Task: What follows is a listing; give it again exactly, in its entirety.

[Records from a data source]
______________________________
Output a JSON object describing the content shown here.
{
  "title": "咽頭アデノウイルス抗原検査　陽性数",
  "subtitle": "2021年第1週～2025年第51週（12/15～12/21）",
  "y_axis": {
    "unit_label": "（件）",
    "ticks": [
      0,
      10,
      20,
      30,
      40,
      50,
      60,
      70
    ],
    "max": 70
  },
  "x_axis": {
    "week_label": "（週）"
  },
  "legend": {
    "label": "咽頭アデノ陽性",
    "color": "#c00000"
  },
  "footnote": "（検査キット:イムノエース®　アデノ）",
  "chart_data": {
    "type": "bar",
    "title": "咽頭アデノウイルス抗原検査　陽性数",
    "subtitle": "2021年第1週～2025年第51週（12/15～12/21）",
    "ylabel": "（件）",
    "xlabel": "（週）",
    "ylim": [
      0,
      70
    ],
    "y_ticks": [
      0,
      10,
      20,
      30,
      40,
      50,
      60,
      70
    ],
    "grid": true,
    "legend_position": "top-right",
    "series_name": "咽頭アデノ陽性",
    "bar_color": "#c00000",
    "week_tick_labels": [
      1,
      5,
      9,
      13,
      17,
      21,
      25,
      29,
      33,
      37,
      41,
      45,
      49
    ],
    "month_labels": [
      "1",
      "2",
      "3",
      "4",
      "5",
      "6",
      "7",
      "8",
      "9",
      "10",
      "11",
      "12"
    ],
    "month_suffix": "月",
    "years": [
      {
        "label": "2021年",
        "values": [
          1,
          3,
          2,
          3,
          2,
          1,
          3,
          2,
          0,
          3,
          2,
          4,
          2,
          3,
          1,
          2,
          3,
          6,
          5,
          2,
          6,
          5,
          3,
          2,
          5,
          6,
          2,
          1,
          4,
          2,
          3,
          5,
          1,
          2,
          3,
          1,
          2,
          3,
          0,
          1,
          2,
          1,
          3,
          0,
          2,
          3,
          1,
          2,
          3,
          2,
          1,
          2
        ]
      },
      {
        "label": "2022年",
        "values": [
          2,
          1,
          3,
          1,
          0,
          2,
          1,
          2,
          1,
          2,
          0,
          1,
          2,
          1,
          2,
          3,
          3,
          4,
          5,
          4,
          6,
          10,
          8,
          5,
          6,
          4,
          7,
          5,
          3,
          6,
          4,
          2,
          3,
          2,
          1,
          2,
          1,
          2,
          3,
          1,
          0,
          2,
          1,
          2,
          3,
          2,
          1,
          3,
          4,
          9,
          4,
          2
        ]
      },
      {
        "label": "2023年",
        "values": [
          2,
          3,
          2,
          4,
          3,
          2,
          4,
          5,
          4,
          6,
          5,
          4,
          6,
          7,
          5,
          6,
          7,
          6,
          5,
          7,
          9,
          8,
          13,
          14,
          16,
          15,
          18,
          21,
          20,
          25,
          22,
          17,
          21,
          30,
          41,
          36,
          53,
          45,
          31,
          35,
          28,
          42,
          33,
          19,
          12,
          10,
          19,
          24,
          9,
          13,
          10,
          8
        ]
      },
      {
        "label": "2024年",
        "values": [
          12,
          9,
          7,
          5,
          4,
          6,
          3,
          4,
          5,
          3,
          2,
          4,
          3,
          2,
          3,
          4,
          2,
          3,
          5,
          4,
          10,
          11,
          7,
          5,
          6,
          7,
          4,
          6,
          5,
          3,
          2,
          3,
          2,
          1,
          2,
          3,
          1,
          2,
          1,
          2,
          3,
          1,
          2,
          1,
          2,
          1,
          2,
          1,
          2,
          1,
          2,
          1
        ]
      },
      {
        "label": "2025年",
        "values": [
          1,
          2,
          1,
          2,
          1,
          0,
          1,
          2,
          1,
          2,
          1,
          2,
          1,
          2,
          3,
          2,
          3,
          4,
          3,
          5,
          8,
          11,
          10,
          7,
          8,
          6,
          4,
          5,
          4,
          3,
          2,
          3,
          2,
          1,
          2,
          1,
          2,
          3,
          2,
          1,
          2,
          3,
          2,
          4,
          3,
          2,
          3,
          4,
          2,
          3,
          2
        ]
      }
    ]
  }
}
______________________________
Exercise result:
Output a JSON object describing the content shown here.
{
  "title": "咽頭アデノウイルス抗原検査　陽性数",
  "subtitle": "2021年第1週～2025年第51週（12/15～12/21）",
  "y_axis": {
    "unit_label": "（件）",
    "ticks": [
      0,
      10,
      20,
      30,
      40,
      50,
      60,
      70
    ],
    "max": 70
  },
  "x_axis": {
    "week_label": "（週）"
  },
  "legend": {
    "label": "咽頭アデノ陽性",
    "color": "#c00000"
  },
  "footnote": "（検査キット:イムノエース®　アデノ）",
  "chart_data": {
    "type": "bar",
    "title": "咽頭アデノウイルス抗原検査　陽性数",
    "subtitle": "2021年第1週～2025年第51週（12/15～12/21）",
    "ylabel": "（件）",
    "xlabel": "（週）",
    "ylim": [
      0,
      70
    ],
    "y_ticks": [
      0,
      10,
      20,
      30,
      40,
      50,
      60,
      70
    ],
    "grid": true,
    "legend_position": "top-right",
    "series_name": "咽頭アデノ陽性",
    "bar_color": "#c00000",
    "week_tick_labels": [
      1,
      5,
      9,
      13,
      17,
      21,
      25,
      29,
      33,
      37,
      41,
      45,
      49
    ],
    "month_labels": [
      "1",
      "2",
      "3",
      "4",
      "5",
      "6",
      "7",
      "8",
      "9",
      "10",
      "11",
      "12"
    ],
    "month_suffix": "月",
    "years": [
      {
        "label": "2021年",
        "values": [
          1,
          3,
          2,
          3,
          2,
          1,
          3,
          2,
          0,
          3,
          2,
          4,
          2,
          3,
          1,
          2,
          3,
          6,
          5,
          2,
          6,
          5,
          3,
          2,
          5,
          6,
          2,
          1,
          4,
          2,
          3,
          5,
          1,
          2,
          3,
          1,
          2,
          3,
          0,
          1,
          2,
          1,
          3,
          0,
          2,
          3,
          1,
          2,
          3,
          2,
          1,
          2
        ]
      },
      {
        "label": "2022年",
        "values": [
          2,
          1,
          3,
          1,
          0,
          2,
          1,
          2,
          1,
          2,
          0,
          1,
          2,
          1,
          2,
          3,
          3,
          4,
          5,
          4,
          6,
          10,
          8,
          5,
          6,
          4,
          7,
          5,
          3,
          6,
          4,
          2,
          3,
          2,
          1,
          2,
          1,
          2,
          3,
          1,
          0,
          2,
          1,
          2,
          3,
          2,
          1,
          3,
          4,
          9,
          4,
          2
        ]
      },
      {
        "label": "2023年",
        "values": [
          2,
          3,
          2,
          4,
          3,
          2,
          4,
          5,
          4,
          6,
          5,
          4,
          6,
          7,
          5,
          6,
          7,
          6,
          5,
          7,
          9,
          8,
          13,
          14,
          16,
          15,
          18,
          21,
          20,
          25,
          22,
          17,
          21,
          30,
          41,
          36,
          53,
          45,
          31,
          35,
          28,
          42,
          33,
          19,
          12,
          10,
          19,
          24,
          9,
          13,
          10,
          8
        ]
      },
      {
        "label": "2024年",
        "values": [
          12,
          9,
          7,
          5,
          4,
          6,
          3,
          4,
          5,
          3,
          2,
          4,
          3,
          2,
          3,
          4,
          2,
          3,
          5,
          4,
          10,
          11,
          7,
          5,
          6,
          7,
          4,
          6,
          5,
          3,
          2,
          3,
          2,
          1,
          2,
          3,
          1,
          2,
          1,
          2,
          3,
          1,
          2,
          1,
          2,
          1,
          2,
          1,
          2,
          1,
          2,
          1
        ]
      },
      {
        "label": "2025年",
        "values": [
          1,
          2,
          1,
          2,
          1,
          0,
          1,
          2,
          1,
          2,
          1,
          2,
          1,
          2,
          3,
          2,
          3,
          4,
          3,
          5,
          8,
          11,
          10,
          7,
          8,
          6,
          4,
          5,
          4,
          3,
          2,
          3,
          2,
          1,
          2,
          1,
          2,
          3,
          2,
          1,
          2,
          3,
          2,
          4,
          3,
          2,
          3,
          4,
          2,
          3,
          2
        ]
      }
    ]
  }
}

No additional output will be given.